- WHAT TO WORK ON
Check each line of the listing below for the string "this", and copy the ones that have it.

- INPUT
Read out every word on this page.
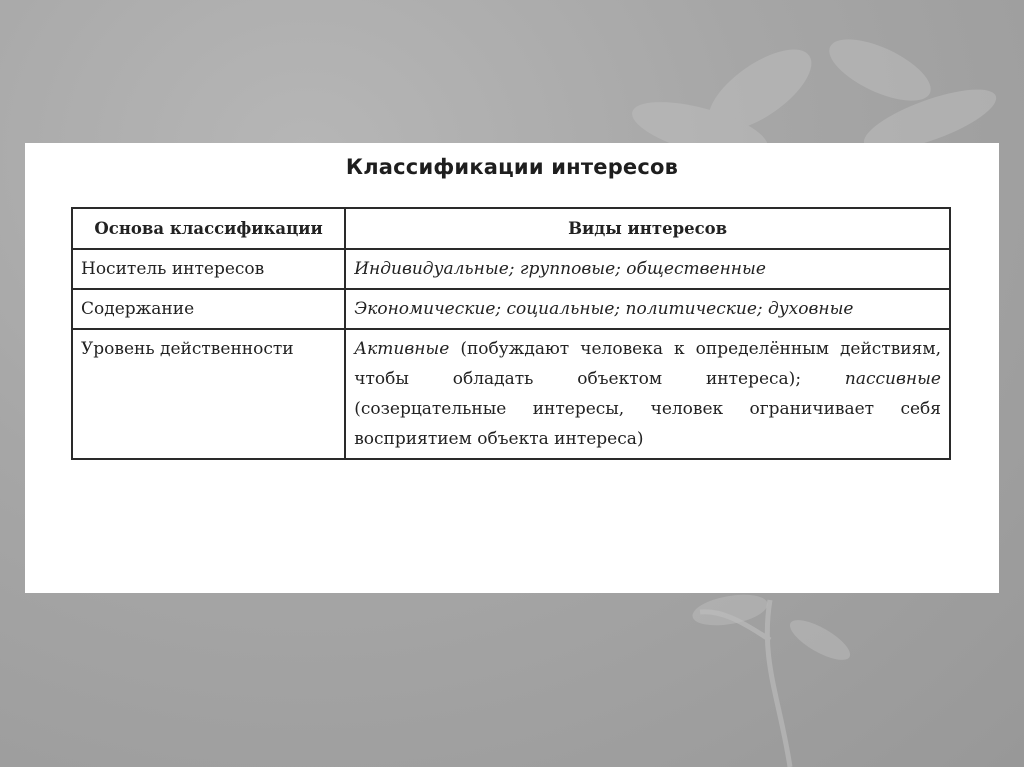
Классификации интересов
Основа классификации	Виды интересов
Носитель интересов	Индивидуальные; групповые; общественные
Содержание	Экономические; социальные; политические; духовные
Уровень действенности	Активные (побуждают человека к определённым действиям, чтобы обладать объектом интереса); пассивные (созерцательные интересы, человек ограничивает себя восприятием объекта интереса)
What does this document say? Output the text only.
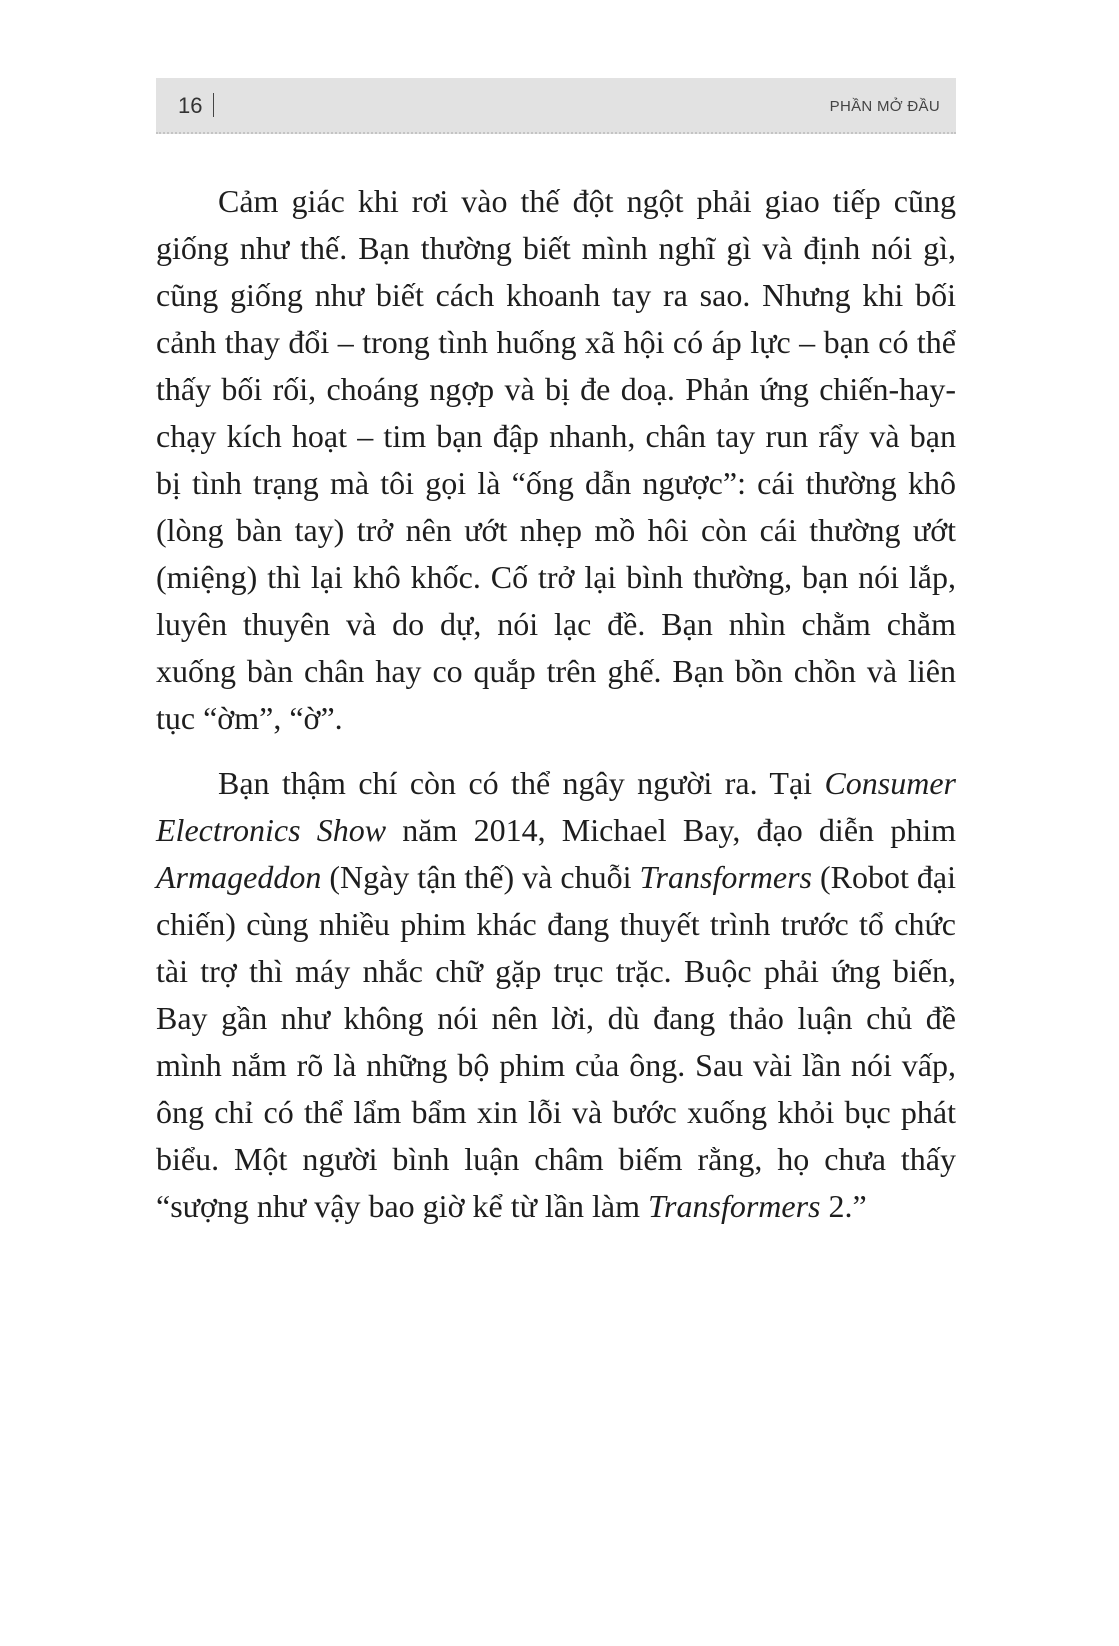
16	PHẦN MỞ ĐẦU

Cảm giác khi rơi vào thế đột ngột phải giao tiếp cũng giống như thế. Bạn thường biết mình nghĩ gì và định nói gì, cũng giống như biết cách khoanh tay ra sao. Nhưng khi bối cảnh thay đổi – trong tình huống xã hội có áp lực – bạn có thể thấy bối rối, choáng ngợp và bị đe doạ. Phản ứng chiến-hay-chạy kích hoạt – tim bạn đập nhanh, chân tay run rẩy và bạn bị tình trạng mà tôi gọi là “ống dẫn ngược”: cái thường khô (lòng bàn tay) trở nên ướt nhẹp mồ hôi còn cái thường ướt (miệng) thì lại khô khốc. Cố trở lại bình thường, bạn nói lắp, luyên thuyên và do dự, nói lạc đề. Bạn nhìn chằm chằm xuống bàn chân hay co quắp trên ghế. Bạn bồn chồn và liên tục “ờm”, “ờ”.

Bạn thậm chí còn có thể ngây người ra. Tại Consumer Electronics Show năm 2014, Michael Bay, đạo diễn phim Armageddon (Ngày tận thế) và chuỗi Transformers (Robot đại chiến) cùng nhiều phim khác đang thuyết trình trước tổ chức tài trợ thì máy nhắc chữ gặp trục trặc. Buộc phải ứng biến, Bay gần như không nói nên lời, dù đang thảo luận chủ đề mình nắm rõ là những bộ phim của ông. Sau vài lần nói vấp, ông chỉ có thể lẩm bẩm xin lỗi và bước xuống khỏi bục phát biểu. Một người bình luận châm biếm rằng, họ chưa thấy “sượng như vậy bao giờ kể từ lần làm Transformers 2.”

- REPLY TO THE EXERCISE
Read out every word on this page.
What does this document say? Output the text only.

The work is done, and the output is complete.